--- Given records ---

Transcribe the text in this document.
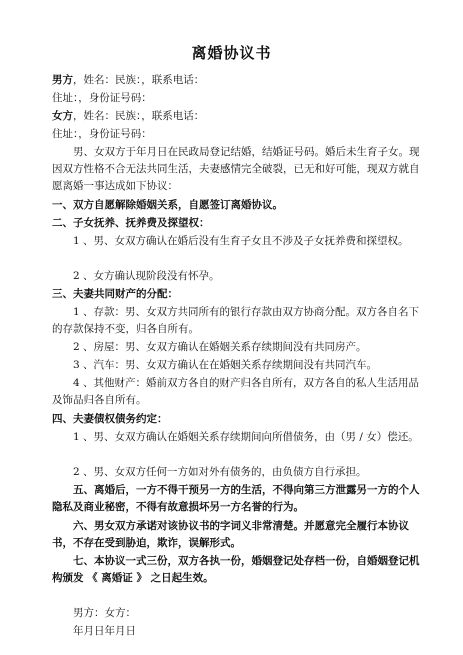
离婚协议书
男方，姓名：民族：，联系电话：
住址：，身份证号码：
女方，姓名：民族：，联系电话：
住址：，身份证号码：
男、女双方于年月日在民政局登记结婚，结婚证号码。婚后未生育子女。现因双方性格不合无法共同生活，夫妻感情完全破裂，已无和好可能，现双方就自愿离婚一事达成如下协议：
一、双方自愿解除婚姻关系，自愿签订离婚协议。
二、子女抚养、抚养费及探望权：
1 、男、女双方确认在婚后没有生育子女且不涉及子女抚养费和探望权。
2 、女方确认现阶段没有怀孕。
三、夫妻共同财产的分配：
1 、存款：男、女双方共同所有的银行存款由双方协商分配。双方各自名下的存款保持不变，归各自所有。
2 、房屋：男、女双方确认在婚姻关系存续期间没有共同房产。
3 、汽车：男、女双方确认在在婚姻关系存续期间没有共同汽车。
4 、其他财产：婚前双方各自的财产归各自所有，双方各自的私人生活用品及饰品归各自所有。
四、夫妻债权债务约定：
1 、男、女双方确认在婚姻关系存续期间向所借债务，由（男 / 女）偿还。
2 、男、女双方任何一方如对外有债务的，由负债方自行承担。
五、离婚后，一方不得干预另一方的生活，不得向第三方泄露另一方的个人隐私及商业秘密，不得有故意损坏另一方名誉的行为。
六、男女双方承诺对该协议书的字词义非常清楚。并愿意完全履行本协议书，不存在受到胁迫，欺诈，误解形式。
七、本协议一式三份，双方各执一份，婚姻登记处存档一份，自婚姻登记机构颁发 《 离婚证 》 之日起生效。
男方：女方：
年月日年月日
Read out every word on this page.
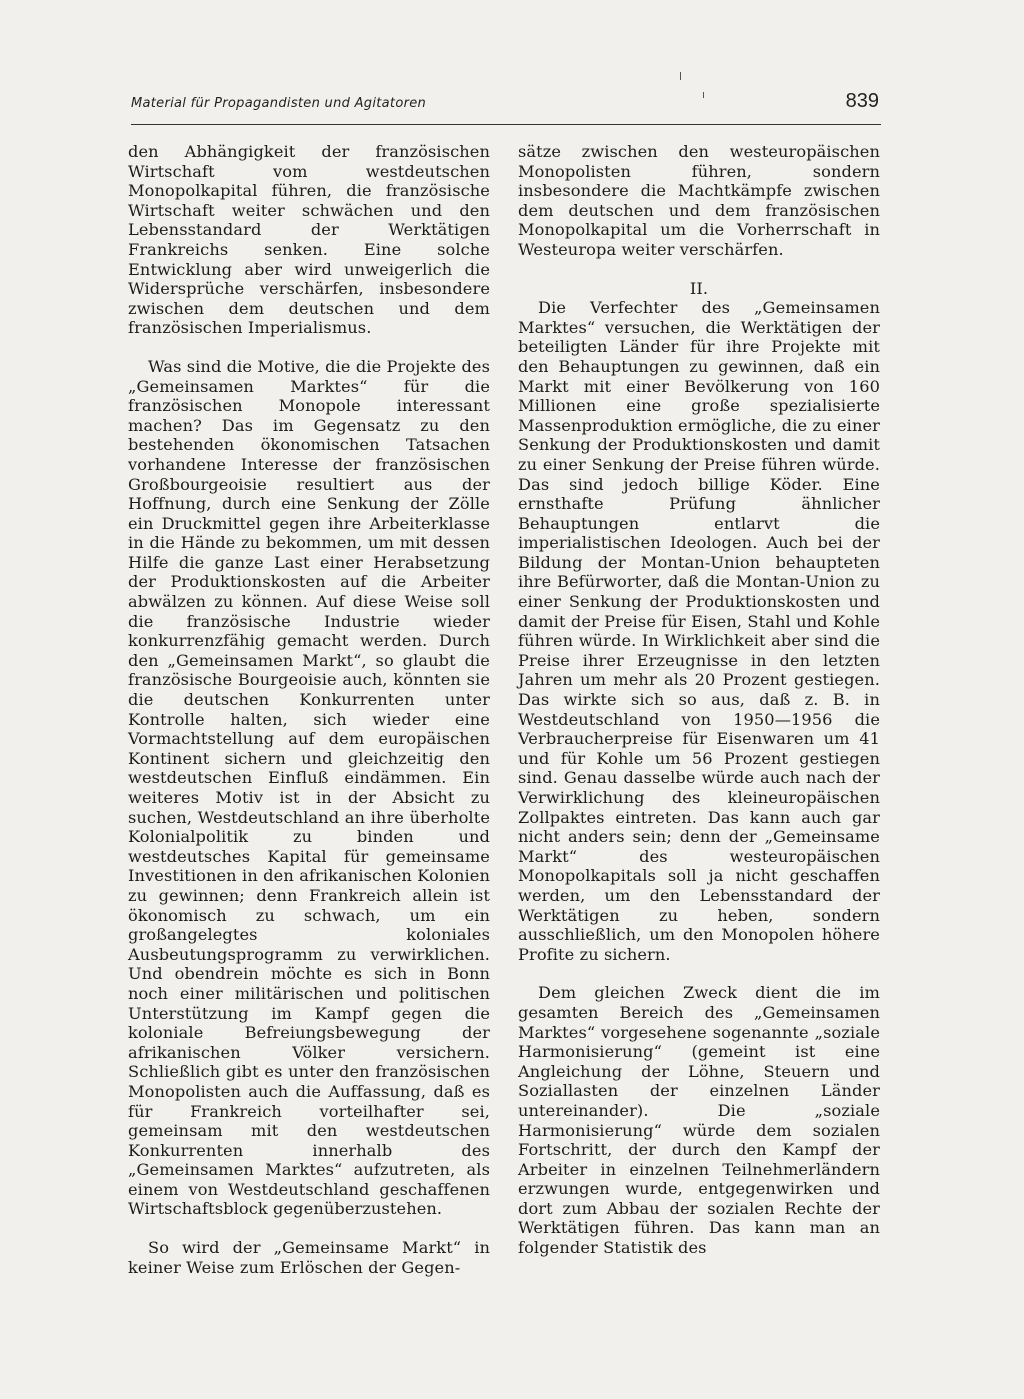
Material für Propagandisten und Agitatoren	839

den Abhängigkeit der französischen Wirtschaft vom westdeutschen Monopolkapital führen, die französische Wirtschaft weiter schwächen und den Lebensstandard der Werktätigen Frankreichs senken. Eine solche Entwicklung aber wird unweigerlich die Widersprüche verschärfen, insbesondere zwischen dem deutschen und dem französischen Imperialismus.

Was sind die Motive, die die Projekte des „Gemeinsamen Marktes“ für die französischen Monopole interessant machen? Das im Gegensatz zu den bestehenden ökonomischen Tatsachen vorhandene Interesse der französischen Großbourgeoisie resultiert aus der Hoffnung, durch eine Senkung der Zölle ein Druckmittel gegen ihre Arbeiterklasse in die Hände zu bekommen, um mit dessen Hilfe die ganze Last einer Herabsetzung der Produktionskosten auf die Arbeiter abwälzen zu können. Auf diese Weise soll die französische Industrie wieder konkurrenzfähig gemacht werden. Durch den „Gemeinsamen Markt“, so glaubt die französische Bourgeoisie auch, könnten sie die deutschen Konkurrenten unter Kontrolle halten, sich wieder eine Vormachtstellung auf dem europäischen Kontinent sichern und gleichzeitig den westdeutschen Einfluß eindämmen. Ein weiteres Motiv ist in der Absicht zu suchen, Westdeutschland an ihre überholte Kolonialpolitik zu binden und westdeutsches Kapital für gemeinsame Investitionen in den afrikanischen Kolonien zu gewinnen; denn Frankreich allein ist ökonomisch zu schwach, um ein großangelegtes koloniales Ausbeutungsprogramm zu verwirklichen. Und obendrein möchte es sich in Bonn noch einer militärischen und politischen Unterstützung im Kampf gegen die koloniale Befreiungsbewegung der afrikanischen Völker versichern. Schließlich gibt es unter den französischen Monopolisten auch die Auffassung, daß es für Frankreich vorteilhafter sei, gemeinsam mit den westdeutschen Konkurrenten innerhalb des „Gemeinsamen Marktes“ aufzutreten, als einem von Westdeutschland geschaffenen Wirtschaftsblock gegenüberzustehen.

So wird der „Gemeinsame Markt“ in keiner Weise zum Erlöschen der Gegen-

sätze zwischen den westeuropäischen Monopolisten führen, sondern insbesondere die Machtkämpfe zwischen dem deutschen und dem französischen Monopolkapital um die Vorherrschaft in Westeuropa weiter verschärfen.

II.

Die Verfechter des „Gemeinsamen Marktes“ versuchen, die Werktätigen der beteiligten Länder für ihre Projekte mit den Behauptungen zu gewinnen, daß ein Markt mit einer Bevölkerung von 160 Millionen eine große spezialisierte Massenproduktion ermögliche, die zu einer Senkung der Produktionskosten und damit zu einer Senkung der Preise führen würde. Das sind jedoch billige Köder. Eine ernsthafte Prüfung ähnlicher Behauptungen entlarvt die imperialistischen Ideologen. Auch bei der Bildung der Montan-Union behaupteten ihre Befürworter, daß die Montan-Union zu einer Senkung der Produktionskosten und damit der Preise für Eisen, Stahl und Kohle führen würde. In Wirklichkeit aber sind die Preise ihrer Erzeugnisse in den letzten Jahren um mehr als 20 Prozent gestiegen. Das wirkte sich so aus, daß z. B. in Westdeutschland von 1950—1956 die Verbraucherpreise für Eisenwaren um 41 und für Kohle um 56 Prozent gestiegen sind. Genau dasselbe würde auch nach der Verwirklichung des kleineuropäischen Zollpaktes eintreten. Das kann auch gar nicht anders sein; denn der „Gemeinsame Markt“ des westeuropäischen Monopolkapitals soll ja nicht geschaffen werden, um den Lebensstandard der Werktätigen zu heben, sondern ausschließlich, um den Monopolen höhere Profite zu sichern.

Dem gleichen Zweck dient die im gesamten Bereich des „Gemeinsamen Marktes“ vorgesehene sogenannte „soziale Harmonisierung“ (gemeint ist eine Angleichung der Löhne, Steuern und Soziallasten der einzelnen Länder untereinander). Die „soziale Harmonisierung“ würde dem sozialen Fortschritt, der durch den Kampf der Arbeiter in einzelnen Teilnehmerländern erzwungen wurde, entgegenwirken und dort zum Abbau der sozialen Rechte der Werktätigen führen. Das kann man an folgender Statistik des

---

For the string "zwischen", count the lines of the entries above that include it; answer with the number only.

2